TASK INSTRUCTIONS
Print the listing below in its entirety, character for character.

PROVIDED ENTRIES
——

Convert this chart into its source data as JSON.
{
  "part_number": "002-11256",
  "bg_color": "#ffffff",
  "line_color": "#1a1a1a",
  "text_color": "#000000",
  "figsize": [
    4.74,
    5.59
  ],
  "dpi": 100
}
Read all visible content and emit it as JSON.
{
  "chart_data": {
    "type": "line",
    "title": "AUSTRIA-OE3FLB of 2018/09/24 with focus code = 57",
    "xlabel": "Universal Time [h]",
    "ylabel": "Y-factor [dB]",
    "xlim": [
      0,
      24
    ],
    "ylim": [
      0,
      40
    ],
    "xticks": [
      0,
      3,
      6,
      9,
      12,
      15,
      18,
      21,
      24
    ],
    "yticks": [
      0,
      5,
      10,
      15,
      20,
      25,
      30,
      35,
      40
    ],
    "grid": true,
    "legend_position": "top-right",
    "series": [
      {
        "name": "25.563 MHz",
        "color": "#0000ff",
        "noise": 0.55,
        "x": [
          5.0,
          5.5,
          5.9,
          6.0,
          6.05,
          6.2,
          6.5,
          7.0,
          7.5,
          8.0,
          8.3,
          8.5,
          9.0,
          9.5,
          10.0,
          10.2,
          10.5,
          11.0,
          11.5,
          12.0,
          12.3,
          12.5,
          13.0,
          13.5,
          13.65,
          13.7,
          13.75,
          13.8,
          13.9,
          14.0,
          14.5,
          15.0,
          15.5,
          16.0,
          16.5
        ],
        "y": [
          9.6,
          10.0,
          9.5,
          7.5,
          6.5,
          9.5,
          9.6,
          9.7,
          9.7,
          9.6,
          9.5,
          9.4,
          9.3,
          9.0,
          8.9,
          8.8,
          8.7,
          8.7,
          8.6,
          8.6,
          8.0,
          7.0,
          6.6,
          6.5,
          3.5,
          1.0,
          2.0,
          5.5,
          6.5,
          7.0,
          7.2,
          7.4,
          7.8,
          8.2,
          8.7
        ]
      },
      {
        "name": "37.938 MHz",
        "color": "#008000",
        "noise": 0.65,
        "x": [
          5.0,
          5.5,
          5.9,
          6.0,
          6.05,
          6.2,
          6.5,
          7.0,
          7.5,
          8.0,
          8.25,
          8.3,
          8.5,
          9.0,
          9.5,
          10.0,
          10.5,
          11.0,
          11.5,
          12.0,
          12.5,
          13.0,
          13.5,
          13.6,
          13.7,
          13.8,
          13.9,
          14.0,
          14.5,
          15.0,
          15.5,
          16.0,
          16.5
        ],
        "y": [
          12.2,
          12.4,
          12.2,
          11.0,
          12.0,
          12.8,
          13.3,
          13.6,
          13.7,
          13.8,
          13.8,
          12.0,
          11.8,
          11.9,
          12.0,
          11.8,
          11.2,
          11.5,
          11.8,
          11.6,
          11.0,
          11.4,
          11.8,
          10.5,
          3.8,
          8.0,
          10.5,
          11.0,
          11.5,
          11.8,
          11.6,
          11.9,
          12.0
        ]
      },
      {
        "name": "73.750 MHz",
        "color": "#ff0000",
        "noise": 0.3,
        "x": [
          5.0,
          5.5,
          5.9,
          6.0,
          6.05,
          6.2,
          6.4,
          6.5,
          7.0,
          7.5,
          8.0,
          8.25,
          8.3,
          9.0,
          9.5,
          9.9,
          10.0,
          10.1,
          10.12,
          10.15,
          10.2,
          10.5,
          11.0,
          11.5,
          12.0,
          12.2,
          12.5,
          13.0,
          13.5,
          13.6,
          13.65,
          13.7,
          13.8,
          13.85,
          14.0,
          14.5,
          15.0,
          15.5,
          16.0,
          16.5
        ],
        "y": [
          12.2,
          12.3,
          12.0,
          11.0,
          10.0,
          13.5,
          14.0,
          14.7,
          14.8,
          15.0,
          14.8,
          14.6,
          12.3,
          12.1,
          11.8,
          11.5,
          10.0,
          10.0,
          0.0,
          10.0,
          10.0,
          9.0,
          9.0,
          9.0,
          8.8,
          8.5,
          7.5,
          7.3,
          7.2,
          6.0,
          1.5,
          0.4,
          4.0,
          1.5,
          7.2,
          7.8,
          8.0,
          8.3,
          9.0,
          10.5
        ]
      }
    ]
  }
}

——

TASK SOLUTION
Convert this chart into its source data as JSON.
{
  "part_number": "002-11256",
  "bg_color": "#ffffff",
  "line_color": "#1a1a1a",
  "text_color": "#000000",
  "figsize": [
    4.74,
    5.59
  ],
  "dpi": 100
}
Read all visible content and emit it as JSON.
{
  "chart_data": {
    "type": "line",
    "title": "AUSTRIA-OE3FLB of 2018/09/24 with focus code = 57",
    "xlabel": "Universal Time [h]",
    "ylabel": "Y-factor [dB]",
    "xlim": [
      0,
      24
    ],
    "ylim": [
      0,
      40
    ],
    "xticks": [
      0,
      3,
      6,
      9,
      12,
      15,
      18,
      21,
      24
    ],
    "yticks": [
      0,
      5,
      10,
      15,
      20,
      25,
      30,
      35,
      40
    ],
    "grid": true,
    "legend_position": "top-right",
    "series": [
      {
        "name": "25.563 MHz",
        "color": "#0000ff",
        "noise": 0.55,
        "x": [
          5.0,
          5.5,
          5.9,
          6.0,
          6.05,
          6.2,
          6.5,
          7.0,
          7.5,
          8.0,
          8.3,
          8.5,
          9.0,
          9.5,
          10.0,
          10.2,
          10.5,
          11.0,
          11.5,
          12.0,
          12.3,
          12.5,
          13.0,
          13.5,
          13.65,
          13.7,
          13.75,
          13.8,
          13.9,
          14.0,
          14.5,
          15.0,
          15.5,
          16.0,
          16.5
        ],
        "y": [
          9.6,
          10.0,
          9.5,
          7.5,
          6.5,
          9.5,
          9.6,
          9.7,
          9.7,
          9.6,
          9.5,
          9.4,
          9.3,
          9.0,
          8.9,
          8.8,
          8.7,
          8.7,
          8.6,
          8.6,
          8.0,
          7.0,
          6.6,
          6.5,
          3.5,
          1.0,
          2.0,
          5.5,
          6.5,
          7.0,
          7.2,
          7.4,
          7.8,
          8.2,
          8.7
        ]
      },
      {
        "name": "37.938 MHz",
        "color": "#008000",
        "noise": 0.65,
        "x": [
          5.0,
          5.5,
          5.9,
          6.0,
          6.05,
          6.2,
          6.5,
          7.0,
          7.5,
          8.0,
          8.25,
          8.3,
          8.5,
          9.0,
          9.5,
          10.0,
          10.5,
          11.0,
          11.5,
          12.0,
          12.5,
          13.0,
          13.5,
          13.6,
          13.7,
          13.8,
          13.9,
          14.0,
          14.5,
          15.0,
          15.5,
          16.0,
          16.5
        ],
        "y": [
          12.2,
          12.4,
          12.2,
          11.0,
          12.0,
          12.8,
          13.3,
          13.6,
          13.7,
          13.8,
          13.8,
          12.0,
          11.8,
          11.9,
          12.0,
          11.8,
          11.2,
          11.5,
          11.8,
          11.6,
          11.0,
          11.4,
          11.8,
          10.5,
          3.8,
          8.0,
          10.5,
          11.0,
          11.5,
          11.8,
          11.6,
          11.9,
          12.0
        ]
      },
      {
        "name": "73.750 MHz",
        "color": "#ff0000",
        "noise": 0.3,
        "x": [
          5.0,
          5.5,
          5.9,
          6.0,
          6.05,
          6.2,
          6.4,
          6.5,
          7.0,
          7.5,
          8.0,
          8.25,
          8.3,
          9.0,
          9.5,
          9.9,
          10.0,
          10.1,
          10.12,
          10.15,
          10.2,
          10.5,
          11.0,
          11.5,
          12.0,
          12.2,
          12.5,
          13.0,
          13.5,
          13.6,
          13.65,
          13.7,
          13.8,
          13.85,
          14.0,
          14.5,
          15.0,
          15.5,
          16.0,
          16.5
        ],
        "y": [
          12.2,
          12.3,
          12.0,
          11.0,
          10.0,
          13.5,
          14.0,
          14.7,
          14.8,
          15.0,
          14.8,
          14.6,
          12.3,
          12.1,
          11.8,
          11.5,
          10.0,
          10.0,
          0.0,
          10.0,
          10.0,
          9.0,
          9.0,
          9.0,
          8.8,
          8.5,
          7.5,
          7.3,
          7.2,
          6.0,
          1.5,
          0.4,
          4.0,
          1.5,
          7.2,
          7.8,
          8.0,
          8.3,
          9.0,
          10.5
        ]
      }
    ]
  }
}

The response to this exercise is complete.